**WHAT THE TASK REQUIRES**
From the records below, copy every line that contains the word "this".

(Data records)
::::
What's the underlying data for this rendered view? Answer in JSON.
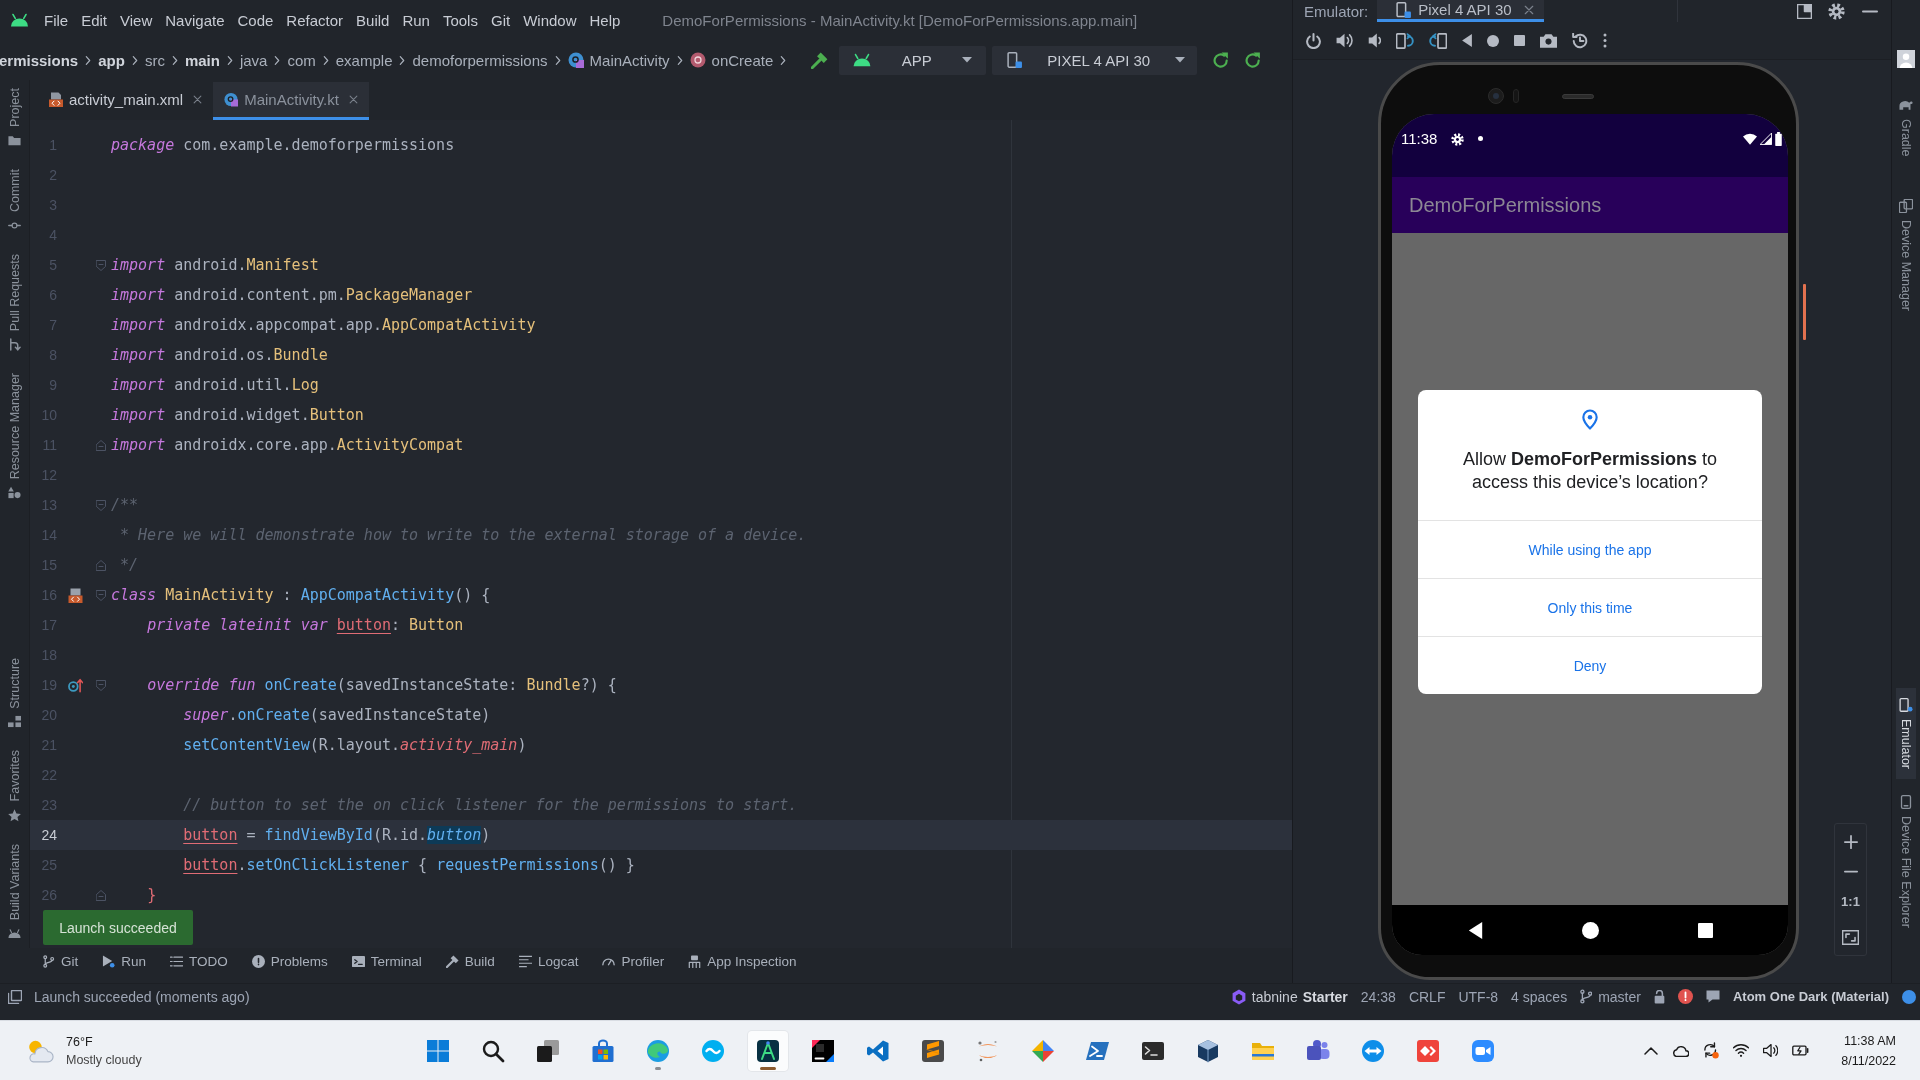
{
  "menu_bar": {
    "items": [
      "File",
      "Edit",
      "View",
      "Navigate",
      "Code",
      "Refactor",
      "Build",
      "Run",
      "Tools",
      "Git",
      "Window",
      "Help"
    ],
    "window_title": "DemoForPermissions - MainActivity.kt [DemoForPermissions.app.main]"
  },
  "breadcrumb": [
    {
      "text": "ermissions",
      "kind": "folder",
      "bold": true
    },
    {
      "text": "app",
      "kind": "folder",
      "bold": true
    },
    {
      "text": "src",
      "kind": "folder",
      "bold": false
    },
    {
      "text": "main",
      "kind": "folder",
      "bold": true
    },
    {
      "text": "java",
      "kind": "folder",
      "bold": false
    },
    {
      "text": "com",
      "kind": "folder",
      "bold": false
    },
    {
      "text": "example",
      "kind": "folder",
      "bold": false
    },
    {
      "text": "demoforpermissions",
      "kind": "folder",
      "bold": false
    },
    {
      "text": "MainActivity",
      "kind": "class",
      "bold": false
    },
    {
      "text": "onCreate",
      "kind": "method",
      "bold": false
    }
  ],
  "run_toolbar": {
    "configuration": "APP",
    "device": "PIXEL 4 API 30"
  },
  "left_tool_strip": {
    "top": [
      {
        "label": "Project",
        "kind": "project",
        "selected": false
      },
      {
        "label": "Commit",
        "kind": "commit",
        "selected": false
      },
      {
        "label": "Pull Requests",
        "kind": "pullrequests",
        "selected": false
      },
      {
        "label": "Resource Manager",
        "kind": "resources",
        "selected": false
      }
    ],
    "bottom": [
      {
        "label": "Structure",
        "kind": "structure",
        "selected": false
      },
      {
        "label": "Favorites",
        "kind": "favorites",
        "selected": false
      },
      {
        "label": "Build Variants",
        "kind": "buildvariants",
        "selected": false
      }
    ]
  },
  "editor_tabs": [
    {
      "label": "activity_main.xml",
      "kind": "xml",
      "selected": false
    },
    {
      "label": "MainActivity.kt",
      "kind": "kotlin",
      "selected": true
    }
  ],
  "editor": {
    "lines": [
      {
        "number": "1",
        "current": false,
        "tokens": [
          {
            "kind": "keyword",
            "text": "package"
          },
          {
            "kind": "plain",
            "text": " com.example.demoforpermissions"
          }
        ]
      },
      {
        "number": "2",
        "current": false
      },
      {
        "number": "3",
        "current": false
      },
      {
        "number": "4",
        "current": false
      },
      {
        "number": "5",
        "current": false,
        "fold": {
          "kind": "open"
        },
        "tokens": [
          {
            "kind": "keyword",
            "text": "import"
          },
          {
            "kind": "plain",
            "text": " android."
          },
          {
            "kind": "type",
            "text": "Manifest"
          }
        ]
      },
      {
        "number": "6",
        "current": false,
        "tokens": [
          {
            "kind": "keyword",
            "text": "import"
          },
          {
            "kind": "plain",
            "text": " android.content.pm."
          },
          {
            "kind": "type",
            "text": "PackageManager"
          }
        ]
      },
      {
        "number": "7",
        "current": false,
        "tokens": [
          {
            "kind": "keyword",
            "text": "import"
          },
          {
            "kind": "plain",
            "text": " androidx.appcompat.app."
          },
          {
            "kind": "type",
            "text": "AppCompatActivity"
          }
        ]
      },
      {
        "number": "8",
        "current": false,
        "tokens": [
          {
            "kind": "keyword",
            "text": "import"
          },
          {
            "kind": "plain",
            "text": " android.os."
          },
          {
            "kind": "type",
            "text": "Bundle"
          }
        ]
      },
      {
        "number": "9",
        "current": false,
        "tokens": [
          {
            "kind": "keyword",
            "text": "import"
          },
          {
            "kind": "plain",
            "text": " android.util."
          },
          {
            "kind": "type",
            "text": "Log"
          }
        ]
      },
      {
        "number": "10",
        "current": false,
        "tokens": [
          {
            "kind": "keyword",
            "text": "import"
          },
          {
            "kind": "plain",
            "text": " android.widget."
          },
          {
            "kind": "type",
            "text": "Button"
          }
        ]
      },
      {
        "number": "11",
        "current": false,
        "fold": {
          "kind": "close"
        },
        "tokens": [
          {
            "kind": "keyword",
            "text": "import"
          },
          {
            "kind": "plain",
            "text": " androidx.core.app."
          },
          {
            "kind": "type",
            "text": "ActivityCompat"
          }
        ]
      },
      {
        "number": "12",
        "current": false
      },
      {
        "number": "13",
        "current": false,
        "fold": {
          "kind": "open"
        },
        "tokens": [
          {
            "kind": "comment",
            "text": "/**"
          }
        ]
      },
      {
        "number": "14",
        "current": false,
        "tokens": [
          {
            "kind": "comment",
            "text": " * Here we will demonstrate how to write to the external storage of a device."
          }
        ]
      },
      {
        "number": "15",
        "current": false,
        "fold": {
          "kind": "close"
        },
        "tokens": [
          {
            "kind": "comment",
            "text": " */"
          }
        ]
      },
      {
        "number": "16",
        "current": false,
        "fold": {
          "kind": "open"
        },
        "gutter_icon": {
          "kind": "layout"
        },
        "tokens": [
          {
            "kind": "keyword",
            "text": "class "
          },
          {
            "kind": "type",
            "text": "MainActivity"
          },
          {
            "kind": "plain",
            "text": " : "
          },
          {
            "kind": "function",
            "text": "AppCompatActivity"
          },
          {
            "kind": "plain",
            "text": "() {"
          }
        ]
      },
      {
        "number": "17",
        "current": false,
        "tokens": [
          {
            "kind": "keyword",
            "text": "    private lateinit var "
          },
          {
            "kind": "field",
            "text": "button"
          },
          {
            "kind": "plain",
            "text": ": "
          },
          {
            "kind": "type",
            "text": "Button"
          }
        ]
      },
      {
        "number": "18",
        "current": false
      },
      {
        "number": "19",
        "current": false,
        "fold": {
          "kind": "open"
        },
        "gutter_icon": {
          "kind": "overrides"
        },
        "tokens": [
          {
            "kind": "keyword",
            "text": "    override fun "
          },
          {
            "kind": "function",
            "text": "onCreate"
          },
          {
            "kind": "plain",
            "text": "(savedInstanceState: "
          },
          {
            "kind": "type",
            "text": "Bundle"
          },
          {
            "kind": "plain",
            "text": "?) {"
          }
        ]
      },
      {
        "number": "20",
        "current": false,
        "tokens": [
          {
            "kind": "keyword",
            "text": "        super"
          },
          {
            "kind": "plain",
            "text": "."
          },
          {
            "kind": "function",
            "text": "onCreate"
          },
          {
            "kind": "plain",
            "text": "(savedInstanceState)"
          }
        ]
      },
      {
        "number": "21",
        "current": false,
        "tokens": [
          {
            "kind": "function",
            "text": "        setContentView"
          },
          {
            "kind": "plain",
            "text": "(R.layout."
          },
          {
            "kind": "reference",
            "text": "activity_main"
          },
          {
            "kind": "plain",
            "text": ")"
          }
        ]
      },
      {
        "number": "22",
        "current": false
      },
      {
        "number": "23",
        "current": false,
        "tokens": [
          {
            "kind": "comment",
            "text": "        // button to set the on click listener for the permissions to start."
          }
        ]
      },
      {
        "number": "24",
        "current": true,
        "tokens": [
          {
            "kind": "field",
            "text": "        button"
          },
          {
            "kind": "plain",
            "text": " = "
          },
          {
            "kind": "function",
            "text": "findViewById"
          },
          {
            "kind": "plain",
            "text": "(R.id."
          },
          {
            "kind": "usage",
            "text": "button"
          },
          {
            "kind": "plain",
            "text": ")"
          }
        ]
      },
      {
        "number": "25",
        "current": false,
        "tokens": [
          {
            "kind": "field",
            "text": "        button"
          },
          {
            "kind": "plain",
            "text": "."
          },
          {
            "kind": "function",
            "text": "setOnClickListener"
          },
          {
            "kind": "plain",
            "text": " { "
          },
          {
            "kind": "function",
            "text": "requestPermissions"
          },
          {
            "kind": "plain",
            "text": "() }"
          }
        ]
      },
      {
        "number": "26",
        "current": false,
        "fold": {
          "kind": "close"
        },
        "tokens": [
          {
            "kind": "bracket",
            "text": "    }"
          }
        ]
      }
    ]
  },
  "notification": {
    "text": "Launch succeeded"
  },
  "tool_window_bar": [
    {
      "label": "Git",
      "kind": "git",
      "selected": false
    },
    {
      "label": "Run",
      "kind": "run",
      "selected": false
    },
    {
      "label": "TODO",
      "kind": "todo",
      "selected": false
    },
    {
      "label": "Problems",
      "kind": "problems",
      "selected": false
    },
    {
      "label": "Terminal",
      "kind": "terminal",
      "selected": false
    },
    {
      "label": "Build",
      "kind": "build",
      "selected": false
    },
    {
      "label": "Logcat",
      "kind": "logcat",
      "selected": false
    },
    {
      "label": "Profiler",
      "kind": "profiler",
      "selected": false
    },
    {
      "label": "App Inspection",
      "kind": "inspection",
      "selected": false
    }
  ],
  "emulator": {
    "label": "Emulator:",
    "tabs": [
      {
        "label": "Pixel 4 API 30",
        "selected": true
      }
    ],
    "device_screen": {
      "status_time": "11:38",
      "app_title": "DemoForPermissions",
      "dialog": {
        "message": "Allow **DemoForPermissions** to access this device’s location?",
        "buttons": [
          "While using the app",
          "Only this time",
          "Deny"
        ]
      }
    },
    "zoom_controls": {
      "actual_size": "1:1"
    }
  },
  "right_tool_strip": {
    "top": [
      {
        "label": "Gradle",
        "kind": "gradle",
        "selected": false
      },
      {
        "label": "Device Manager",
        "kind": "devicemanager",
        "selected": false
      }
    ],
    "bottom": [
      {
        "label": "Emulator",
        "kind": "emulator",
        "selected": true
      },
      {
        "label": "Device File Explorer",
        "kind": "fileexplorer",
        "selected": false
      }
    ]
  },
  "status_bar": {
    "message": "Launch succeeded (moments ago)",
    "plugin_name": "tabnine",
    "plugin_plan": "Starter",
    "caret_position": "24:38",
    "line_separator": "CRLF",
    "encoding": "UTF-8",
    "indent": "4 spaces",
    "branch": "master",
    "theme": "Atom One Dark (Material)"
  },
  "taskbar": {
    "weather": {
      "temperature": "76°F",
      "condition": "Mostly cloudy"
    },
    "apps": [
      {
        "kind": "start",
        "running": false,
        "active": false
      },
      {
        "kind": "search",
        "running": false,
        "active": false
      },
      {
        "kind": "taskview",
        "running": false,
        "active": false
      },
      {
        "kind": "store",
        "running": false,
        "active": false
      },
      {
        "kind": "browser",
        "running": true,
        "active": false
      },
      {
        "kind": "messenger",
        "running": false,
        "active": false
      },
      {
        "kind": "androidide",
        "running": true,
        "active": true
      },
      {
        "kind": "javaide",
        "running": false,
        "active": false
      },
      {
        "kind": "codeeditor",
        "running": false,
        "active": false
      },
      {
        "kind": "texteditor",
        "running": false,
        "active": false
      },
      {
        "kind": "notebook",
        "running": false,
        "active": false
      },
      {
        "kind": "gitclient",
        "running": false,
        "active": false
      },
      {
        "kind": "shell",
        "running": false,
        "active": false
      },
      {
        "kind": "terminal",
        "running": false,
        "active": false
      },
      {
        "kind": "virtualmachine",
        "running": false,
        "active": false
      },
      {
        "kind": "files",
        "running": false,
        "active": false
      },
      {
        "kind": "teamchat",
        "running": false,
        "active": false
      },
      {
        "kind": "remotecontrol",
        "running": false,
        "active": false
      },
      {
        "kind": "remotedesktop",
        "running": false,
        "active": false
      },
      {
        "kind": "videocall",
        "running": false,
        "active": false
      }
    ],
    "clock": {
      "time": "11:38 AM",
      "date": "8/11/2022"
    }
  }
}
::::
**COMPLETED EXERCISE**
What's the underlying data for this rendered view? Answer in JSON.
        "message": "Allow **DemoForPermissions** to access this device’s location?",
          "Only this time",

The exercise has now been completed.